Entries from a dataset:

● ● ● ● ● ● ●

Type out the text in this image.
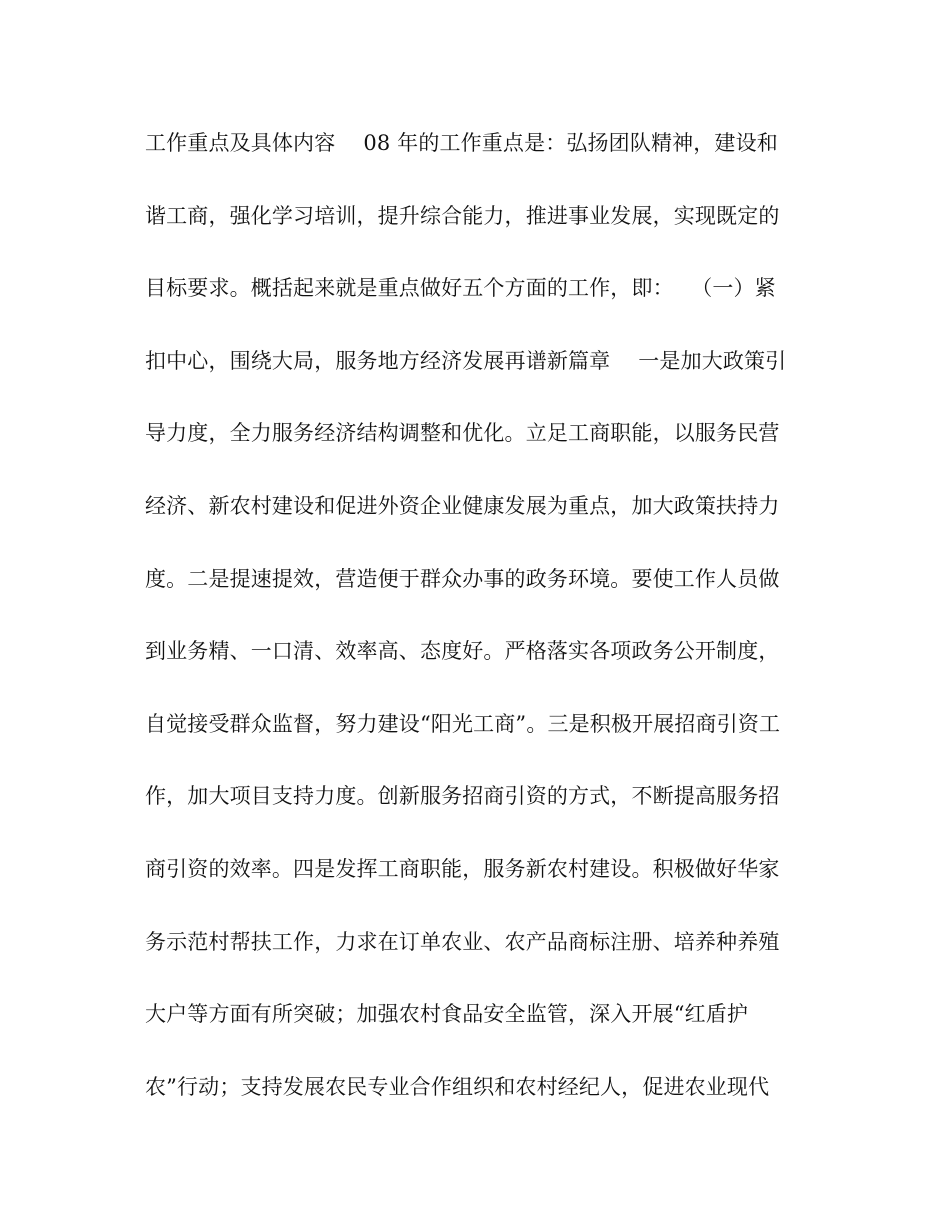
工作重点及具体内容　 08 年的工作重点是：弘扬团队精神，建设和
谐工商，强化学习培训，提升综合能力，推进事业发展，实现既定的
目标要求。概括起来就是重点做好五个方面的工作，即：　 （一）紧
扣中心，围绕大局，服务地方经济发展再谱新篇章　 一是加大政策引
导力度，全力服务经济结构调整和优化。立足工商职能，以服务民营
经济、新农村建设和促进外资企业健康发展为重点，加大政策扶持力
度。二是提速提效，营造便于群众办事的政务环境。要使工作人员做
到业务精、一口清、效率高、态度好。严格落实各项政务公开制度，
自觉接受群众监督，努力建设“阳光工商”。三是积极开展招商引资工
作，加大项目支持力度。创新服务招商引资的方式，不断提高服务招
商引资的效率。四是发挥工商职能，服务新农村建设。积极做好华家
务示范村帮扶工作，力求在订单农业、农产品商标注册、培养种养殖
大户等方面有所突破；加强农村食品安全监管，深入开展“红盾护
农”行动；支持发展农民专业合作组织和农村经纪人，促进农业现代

● ● ● ● ● ● ●

The listing above must be printed again exactly, minus its pictures.

**EXPECTED OUTPUT**
Type out the text in this image.
工作重点及具体内容　 08 年的工作重点是：弘扬团队精神，建设和
谐工商，强化学习培训，提升综合能力，推进事业发展，实现既定的
目标要求。概括起来就是重点做好五个方面的工作，即：　 （一）紧
扣中心，围绕大局，服务地方经济发展再谱新篇章　 一是加大政策引
导力度，全力服务经济结构调整和优化。立足工商职能，以服务民营
经济、新农村建设和促进外资企业健康发展为重点，加大政策扶持力
度。二是提速提效，营造便于群众办事的政务环境。要使工作人员做
到业务精、一口清、效率高、态度好。严格落实各项政务公开制度，
自觉接受群众监督，努力建设“阳光工商”。三是积极开展招商引资工
作，加大项目支持力度。创新服务招商引资的方式，不断提高服务招
商引资的效率。四是发挥工商职能，服务新农村建设。积极做好华家
务示范村帮扶工作，力求在订单农业、农产品商标注册、培养种养殖
大户等方面有所突破；加强农村食品安全监管，深入开展“红盾护
农”行动；支持发展农民专业合作组织和农村经纪人，促进农业现代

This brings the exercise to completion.